-- OBJECTIVE --
Report each line of the data that has "save" somewhere in it.

-- MATERIAL PROVIDED --
• • • •
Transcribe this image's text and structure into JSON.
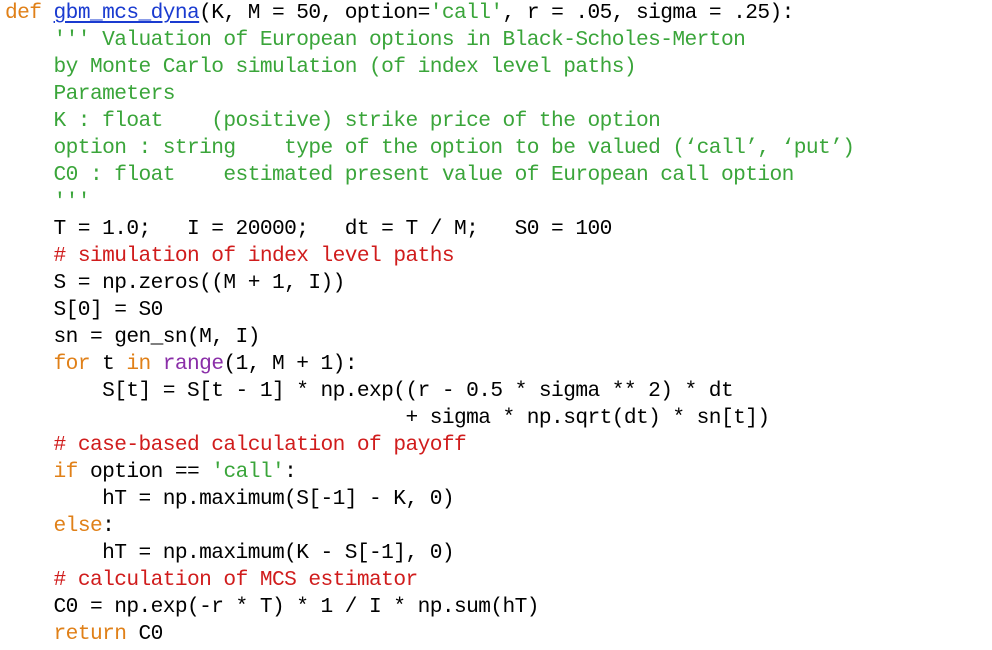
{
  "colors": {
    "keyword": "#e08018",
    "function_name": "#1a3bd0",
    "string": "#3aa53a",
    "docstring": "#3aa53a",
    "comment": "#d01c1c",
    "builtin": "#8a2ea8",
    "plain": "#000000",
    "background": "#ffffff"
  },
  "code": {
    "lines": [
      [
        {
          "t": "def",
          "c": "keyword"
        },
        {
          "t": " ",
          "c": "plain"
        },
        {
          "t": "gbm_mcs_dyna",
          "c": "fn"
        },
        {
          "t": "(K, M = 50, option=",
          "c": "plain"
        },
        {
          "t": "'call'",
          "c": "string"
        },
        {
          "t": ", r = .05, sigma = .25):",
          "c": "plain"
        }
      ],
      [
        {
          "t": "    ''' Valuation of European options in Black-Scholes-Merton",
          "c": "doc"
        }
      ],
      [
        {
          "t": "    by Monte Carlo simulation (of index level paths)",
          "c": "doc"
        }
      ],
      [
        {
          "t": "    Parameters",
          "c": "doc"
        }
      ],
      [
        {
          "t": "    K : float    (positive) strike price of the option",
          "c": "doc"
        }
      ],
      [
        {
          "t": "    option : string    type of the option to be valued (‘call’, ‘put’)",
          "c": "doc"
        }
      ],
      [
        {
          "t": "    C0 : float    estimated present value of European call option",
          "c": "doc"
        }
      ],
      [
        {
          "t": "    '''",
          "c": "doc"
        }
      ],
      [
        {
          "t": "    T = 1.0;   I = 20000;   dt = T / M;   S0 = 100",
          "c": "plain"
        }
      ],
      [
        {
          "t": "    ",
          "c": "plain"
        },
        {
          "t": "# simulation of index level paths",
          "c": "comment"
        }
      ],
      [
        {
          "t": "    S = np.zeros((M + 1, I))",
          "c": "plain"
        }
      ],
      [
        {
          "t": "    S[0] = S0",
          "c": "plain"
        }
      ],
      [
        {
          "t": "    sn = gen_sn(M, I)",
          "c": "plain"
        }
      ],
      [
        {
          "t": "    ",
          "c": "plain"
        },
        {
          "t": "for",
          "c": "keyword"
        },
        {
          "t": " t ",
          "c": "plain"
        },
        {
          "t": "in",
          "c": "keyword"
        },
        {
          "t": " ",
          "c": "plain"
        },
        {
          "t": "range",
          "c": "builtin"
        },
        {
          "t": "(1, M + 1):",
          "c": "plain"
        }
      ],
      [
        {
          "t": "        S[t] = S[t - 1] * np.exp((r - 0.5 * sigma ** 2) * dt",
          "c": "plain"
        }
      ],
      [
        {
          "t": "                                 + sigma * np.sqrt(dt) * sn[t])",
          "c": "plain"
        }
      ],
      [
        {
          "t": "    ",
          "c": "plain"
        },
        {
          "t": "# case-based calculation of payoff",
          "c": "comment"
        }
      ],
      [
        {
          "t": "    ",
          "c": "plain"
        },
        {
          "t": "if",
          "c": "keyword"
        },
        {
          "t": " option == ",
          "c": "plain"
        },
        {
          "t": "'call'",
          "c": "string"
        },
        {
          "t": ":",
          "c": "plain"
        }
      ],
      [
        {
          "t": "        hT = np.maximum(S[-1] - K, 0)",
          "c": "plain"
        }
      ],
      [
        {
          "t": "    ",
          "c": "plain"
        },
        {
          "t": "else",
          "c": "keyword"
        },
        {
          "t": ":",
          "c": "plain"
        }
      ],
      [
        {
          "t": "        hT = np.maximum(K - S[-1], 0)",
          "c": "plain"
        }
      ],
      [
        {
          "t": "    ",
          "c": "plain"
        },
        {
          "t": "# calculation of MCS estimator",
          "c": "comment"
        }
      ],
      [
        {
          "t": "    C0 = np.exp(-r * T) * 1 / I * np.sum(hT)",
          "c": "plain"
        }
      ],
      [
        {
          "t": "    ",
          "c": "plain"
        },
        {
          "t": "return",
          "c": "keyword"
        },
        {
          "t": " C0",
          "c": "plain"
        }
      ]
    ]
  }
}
• • • •
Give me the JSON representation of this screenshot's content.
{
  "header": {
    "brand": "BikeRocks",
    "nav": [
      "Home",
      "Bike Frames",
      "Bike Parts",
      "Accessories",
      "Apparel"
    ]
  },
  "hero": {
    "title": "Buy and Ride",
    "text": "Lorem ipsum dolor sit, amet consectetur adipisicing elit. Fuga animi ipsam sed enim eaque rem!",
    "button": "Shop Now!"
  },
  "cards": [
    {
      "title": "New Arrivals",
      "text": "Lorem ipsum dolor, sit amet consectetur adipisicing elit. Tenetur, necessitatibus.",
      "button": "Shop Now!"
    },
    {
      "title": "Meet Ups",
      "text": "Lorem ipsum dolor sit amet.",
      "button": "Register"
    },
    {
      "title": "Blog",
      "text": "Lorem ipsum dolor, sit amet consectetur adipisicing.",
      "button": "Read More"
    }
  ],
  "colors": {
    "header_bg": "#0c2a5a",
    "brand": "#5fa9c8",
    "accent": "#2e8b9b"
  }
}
• • • •
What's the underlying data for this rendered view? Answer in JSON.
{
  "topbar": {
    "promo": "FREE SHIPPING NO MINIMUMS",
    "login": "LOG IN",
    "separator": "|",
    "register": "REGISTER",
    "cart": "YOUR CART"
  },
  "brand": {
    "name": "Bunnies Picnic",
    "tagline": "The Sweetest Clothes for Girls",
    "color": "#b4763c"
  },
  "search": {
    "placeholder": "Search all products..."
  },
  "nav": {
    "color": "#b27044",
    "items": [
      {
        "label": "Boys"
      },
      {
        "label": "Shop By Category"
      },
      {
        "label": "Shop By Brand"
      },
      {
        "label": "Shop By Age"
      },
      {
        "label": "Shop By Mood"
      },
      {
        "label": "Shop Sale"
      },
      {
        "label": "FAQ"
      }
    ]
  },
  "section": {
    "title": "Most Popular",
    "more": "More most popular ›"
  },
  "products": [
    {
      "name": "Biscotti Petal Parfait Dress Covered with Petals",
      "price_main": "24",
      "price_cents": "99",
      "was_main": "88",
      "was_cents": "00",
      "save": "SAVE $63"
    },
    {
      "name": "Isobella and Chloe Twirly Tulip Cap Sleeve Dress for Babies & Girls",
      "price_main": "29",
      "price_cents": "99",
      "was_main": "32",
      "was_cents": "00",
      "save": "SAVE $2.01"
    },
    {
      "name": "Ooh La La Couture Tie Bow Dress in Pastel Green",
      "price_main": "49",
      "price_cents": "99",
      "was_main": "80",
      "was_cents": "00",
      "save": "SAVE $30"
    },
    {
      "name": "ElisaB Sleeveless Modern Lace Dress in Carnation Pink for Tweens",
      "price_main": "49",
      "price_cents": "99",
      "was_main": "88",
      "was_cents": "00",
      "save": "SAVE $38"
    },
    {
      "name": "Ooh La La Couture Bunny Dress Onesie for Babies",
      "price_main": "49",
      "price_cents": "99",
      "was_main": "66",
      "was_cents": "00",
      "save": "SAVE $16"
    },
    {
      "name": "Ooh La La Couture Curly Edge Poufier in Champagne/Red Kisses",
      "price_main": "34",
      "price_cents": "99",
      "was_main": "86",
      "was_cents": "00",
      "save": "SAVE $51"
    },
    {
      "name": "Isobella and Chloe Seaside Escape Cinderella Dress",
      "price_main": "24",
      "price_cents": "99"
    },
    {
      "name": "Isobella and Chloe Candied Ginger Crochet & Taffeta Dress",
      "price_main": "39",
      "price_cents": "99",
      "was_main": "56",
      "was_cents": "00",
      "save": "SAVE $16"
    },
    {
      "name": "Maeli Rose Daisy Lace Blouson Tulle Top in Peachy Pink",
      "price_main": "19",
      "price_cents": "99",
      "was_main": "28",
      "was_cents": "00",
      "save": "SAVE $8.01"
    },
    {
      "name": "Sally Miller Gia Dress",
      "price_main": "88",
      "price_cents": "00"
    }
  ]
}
• • • •
-- REPLY TO THE TASK --
      "save": "SAVE $63"
      "save": "SAVE $2.01"
      "save": "SAVE $30"
      "save": "SAVE $38"
      "save": "SAVE $16"
      "save": "SAVE $51"
      "save": "SAVE $16"
      "save": "SAVE $8.01"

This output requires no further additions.